Task statement: Repeat the records below exactly, leaving out any pictures.

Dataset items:
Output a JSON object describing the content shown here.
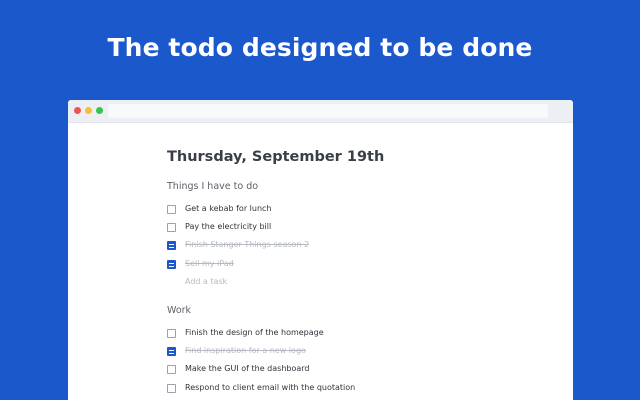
{
  "headline": "The todo designed to be done",
  "window": {
    "controls": [
      "close",
      "minimize",
      "maximize"
    ]
  },
  "date_title": "Thursday, September 19th",
  "sections": [
    {
      "title": "Things I have to do",
      "tasks": [
        {
          "label": "Get a kebab for lunch",
          "done": false
        },
        {
          "label": "Pay the electricity bill",
          "done": false
        },
        {
          "label": "Finish Stanger Things season 2",
          "done": true
        },
        {
          "label": "Sell my iPad",
          "done": true
        }
      ],
      "add_task": "Add a task"
    },
    {
      "title": "Work",
      "tasks": [
        {
          "label": "Finish the design of the homepage",
          "done": false
        },
        {
          "label": "Find inspiration for a new logo",
          "done": true
        },
        {
          "label": "Make the GUI of the dashboard",
          "done": false
        },
        {
          "label": "Respond to client email with the quotation",
          "done": false
        }
      ]
    }
  ],
  "colors": {
    "background": "#1b58cc",
    "checkbox_checked": "#1b58cc",
    "text": "#2f343b",
    "done_text": "#b5bac2"
  }
}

Result for this exercise:
Output a JSON object describing the content shown here.
{
  "headline": "The todo designed to be done",
  "window": {
    "controls": [
      "close",
      "minimize",
      "maximize"
    ]
  },
  "date_title": "Thursday, September 19th",
  "sections": [
    {
      "title": "Things I have to do",
      "tasks": [
        {
          "label": "Get a kebab for lunch",
          "done": false
        },
        {
          "label": "Pay the electricity bill",
          "done": false
        },
        {
          "label": "Finish Stanger Things season 2",
          "done": true
        },
        {
          "label": "Sell my iPad",
          "done": true
        }
      ],
      "add_task": "Add a task"
    },
    {
      "title": "Work",
      "tasks": [
        {
          "label": "Finish the design of the homepage",
          "done": false
        },
        {
          "label": "Find inspiration for a new logo",
          "done": true
        },
        {
          "label": "Make the GUI of the dashboard",
          "done": false
        },
        {
          "label": "Respond to client email with the quotation",
          "done": false
        }
      ]
    }
  ],
  "colors": {
    "background": "#1b58cc",
    "checkbox_checked": "#1b58cc",
    "text": "#2f343b",
    "done_text": "#b5bac2"
  }
}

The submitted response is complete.